Material supplied:
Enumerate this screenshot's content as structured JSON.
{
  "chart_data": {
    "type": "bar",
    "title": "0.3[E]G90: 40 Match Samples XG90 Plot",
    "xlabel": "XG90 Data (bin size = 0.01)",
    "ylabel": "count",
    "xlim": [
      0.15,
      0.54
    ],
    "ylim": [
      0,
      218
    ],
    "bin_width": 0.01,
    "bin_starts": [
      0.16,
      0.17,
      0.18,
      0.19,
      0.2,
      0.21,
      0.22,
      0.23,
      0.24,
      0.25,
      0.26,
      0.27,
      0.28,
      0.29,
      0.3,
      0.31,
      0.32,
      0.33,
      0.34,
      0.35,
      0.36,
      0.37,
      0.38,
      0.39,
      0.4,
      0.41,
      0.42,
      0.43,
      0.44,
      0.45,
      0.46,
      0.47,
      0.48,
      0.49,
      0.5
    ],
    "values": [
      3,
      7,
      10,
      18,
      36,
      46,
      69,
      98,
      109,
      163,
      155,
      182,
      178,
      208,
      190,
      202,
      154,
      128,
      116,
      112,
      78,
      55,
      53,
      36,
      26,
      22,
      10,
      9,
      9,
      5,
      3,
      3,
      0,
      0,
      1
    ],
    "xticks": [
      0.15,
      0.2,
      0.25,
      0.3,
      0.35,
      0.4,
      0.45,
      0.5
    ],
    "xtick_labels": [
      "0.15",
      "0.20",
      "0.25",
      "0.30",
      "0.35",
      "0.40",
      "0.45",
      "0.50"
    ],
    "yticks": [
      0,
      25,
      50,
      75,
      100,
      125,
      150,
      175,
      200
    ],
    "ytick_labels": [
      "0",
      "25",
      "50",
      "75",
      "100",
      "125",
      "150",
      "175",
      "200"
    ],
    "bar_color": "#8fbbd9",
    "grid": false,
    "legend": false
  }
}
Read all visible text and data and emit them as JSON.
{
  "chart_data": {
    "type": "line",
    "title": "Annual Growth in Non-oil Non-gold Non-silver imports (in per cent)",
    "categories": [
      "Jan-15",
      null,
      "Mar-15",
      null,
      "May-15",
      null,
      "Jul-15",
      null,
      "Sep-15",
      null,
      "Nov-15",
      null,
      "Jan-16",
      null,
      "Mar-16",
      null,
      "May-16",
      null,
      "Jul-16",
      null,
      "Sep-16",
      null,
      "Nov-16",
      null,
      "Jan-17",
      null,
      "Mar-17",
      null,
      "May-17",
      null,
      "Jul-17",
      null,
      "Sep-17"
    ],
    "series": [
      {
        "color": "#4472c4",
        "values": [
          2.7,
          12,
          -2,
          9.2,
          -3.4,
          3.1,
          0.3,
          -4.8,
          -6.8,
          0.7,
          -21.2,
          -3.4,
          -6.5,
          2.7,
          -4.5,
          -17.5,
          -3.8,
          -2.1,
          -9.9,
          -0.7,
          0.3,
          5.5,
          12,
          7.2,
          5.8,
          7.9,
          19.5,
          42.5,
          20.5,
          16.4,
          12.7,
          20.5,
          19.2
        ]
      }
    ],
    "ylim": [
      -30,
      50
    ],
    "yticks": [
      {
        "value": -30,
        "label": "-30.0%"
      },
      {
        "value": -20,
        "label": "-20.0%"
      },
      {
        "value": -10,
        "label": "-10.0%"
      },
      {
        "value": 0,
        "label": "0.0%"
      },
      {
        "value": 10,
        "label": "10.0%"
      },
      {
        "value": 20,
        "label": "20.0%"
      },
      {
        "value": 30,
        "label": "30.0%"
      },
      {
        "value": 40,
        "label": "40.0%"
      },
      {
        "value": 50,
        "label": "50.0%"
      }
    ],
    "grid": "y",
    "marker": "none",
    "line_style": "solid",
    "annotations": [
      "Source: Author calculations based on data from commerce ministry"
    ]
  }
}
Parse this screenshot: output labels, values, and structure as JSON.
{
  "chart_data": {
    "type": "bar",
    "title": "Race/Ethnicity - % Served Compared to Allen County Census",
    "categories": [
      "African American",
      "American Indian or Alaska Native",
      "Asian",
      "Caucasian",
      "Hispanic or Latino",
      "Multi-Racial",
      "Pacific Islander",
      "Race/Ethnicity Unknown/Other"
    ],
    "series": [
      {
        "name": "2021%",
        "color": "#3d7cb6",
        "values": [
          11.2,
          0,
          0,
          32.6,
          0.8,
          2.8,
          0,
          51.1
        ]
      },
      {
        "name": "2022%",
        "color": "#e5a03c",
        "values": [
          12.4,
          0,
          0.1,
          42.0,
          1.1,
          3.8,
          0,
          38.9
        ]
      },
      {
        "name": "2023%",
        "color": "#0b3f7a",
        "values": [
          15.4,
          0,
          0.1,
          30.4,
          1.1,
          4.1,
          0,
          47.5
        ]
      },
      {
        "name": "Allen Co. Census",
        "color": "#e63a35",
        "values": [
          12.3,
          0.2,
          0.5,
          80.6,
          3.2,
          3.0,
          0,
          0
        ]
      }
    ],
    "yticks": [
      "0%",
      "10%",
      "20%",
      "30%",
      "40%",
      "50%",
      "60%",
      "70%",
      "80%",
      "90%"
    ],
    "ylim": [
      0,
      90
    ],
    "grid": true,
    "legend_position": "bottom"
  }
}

What you will do:
State how many lines of the data include the word "Census", with nothing else.

Solved problem:
2